Exercise details =
Omit the pictures from the entries below and retype everything else exactly.

— START OF Provided information —

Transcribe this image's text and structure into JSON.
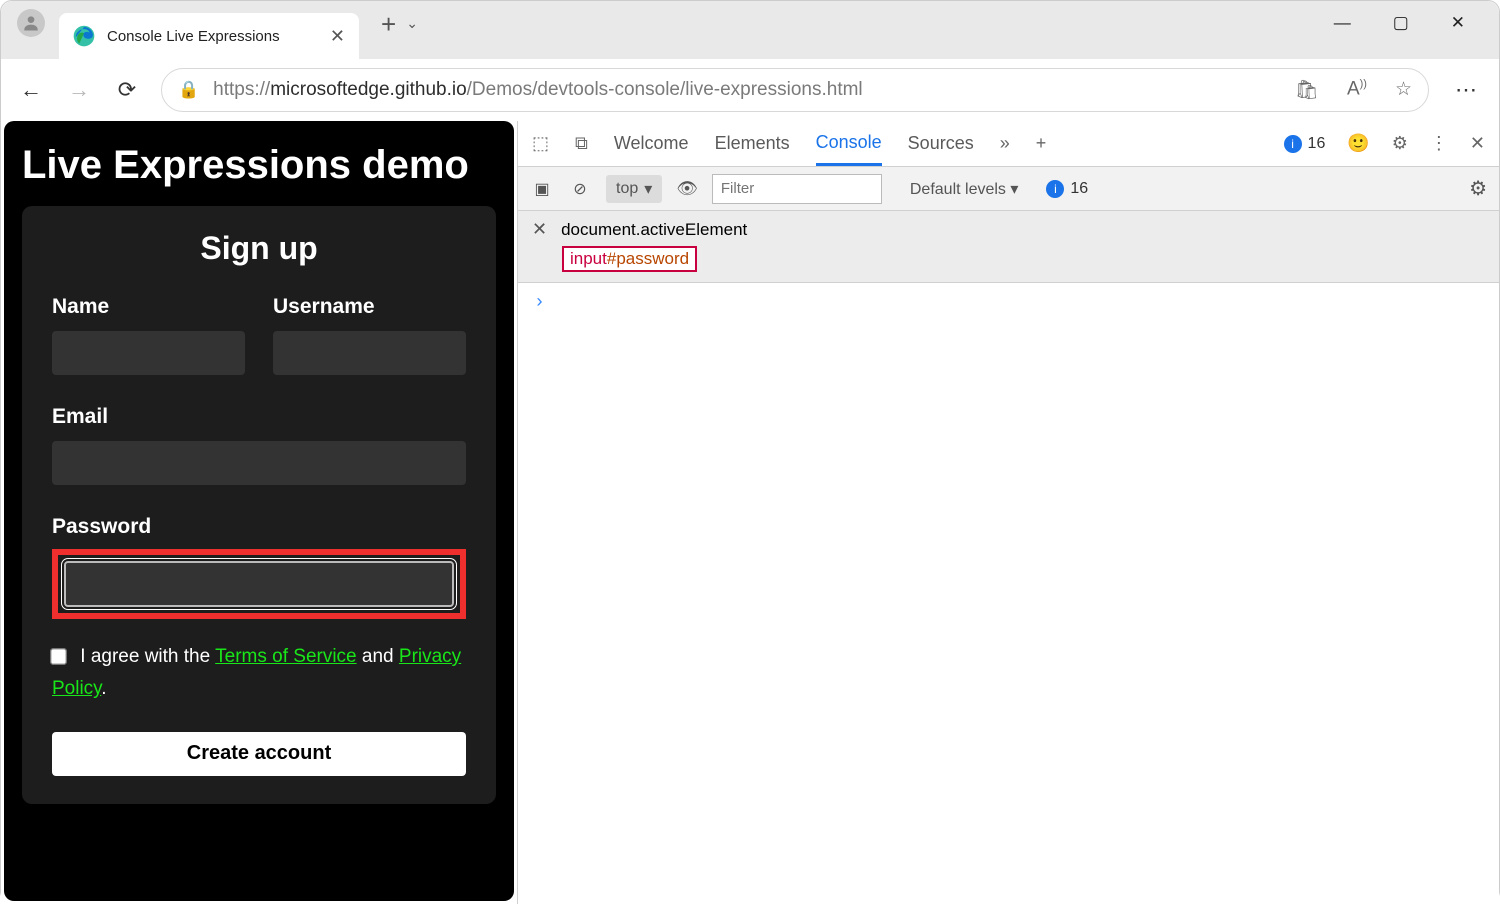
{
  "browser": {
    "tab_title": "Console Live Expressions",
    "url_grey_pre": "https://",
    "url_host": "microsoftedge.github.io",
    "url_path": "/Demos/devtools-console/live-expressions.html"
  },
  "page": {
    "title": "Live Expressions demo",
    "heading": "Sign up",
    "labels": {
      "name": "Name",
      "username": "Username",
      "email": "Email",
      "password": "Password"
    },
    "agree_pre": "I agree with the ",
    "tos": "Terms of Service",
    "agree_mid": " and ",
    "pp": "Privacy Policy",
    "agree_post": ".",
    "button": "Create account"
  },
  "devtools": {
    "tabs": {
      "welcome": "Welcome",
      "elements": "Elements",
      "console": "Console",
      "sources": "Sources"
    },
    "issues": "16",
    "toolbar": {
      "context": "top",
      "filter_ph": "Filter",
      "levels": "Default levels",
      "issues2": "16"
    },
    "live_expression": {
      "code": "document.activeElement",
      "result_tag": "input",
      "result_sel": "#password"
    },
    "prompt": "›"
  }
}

— END OF Provided information —

Exercise result =
Transcribe this image's text and structure into JSON.
{
  "browser": {
    "tab_title": "Console Live Expressions",
    "url_grey_pre": "https://",
    "url_host": "microsoftedge.github.io",
    "url_path": "/Demos/devtools-console/live-expressions.html"
  },
  "page": {
    "title": "Live Expressions demo",
    "heading": "Sign up",
    "labels": {
      "name": "Name",
      "username": "Username",
      "email": "Email",
      "password": "Password"
    },
    "agree_pre": "I agree with the ",
    "tos": "Terms of Service",
    "agree_mid": " and ",
    "pp": "Privacy Policy",
    "agree_post": ".",
    "button": "Create account"
  },
  "devtools": {
    "tabs": {
      "welcome": "Welcome",
      "elements": "Elements",
      "console": "Console",
      "sources": "Sources"
    },
    "issues": "16",
    "toolbar": {
      "context": "top",
      "filter_ph": "Filter",
      "levels": "Default levels",
      "issues2": "16"
    },
    "live_expression": {
      "code": "document.activeElement",
      "result_tag": "input",
      "result_sel": "#password"
    },
    "prompt": "›"
  }
}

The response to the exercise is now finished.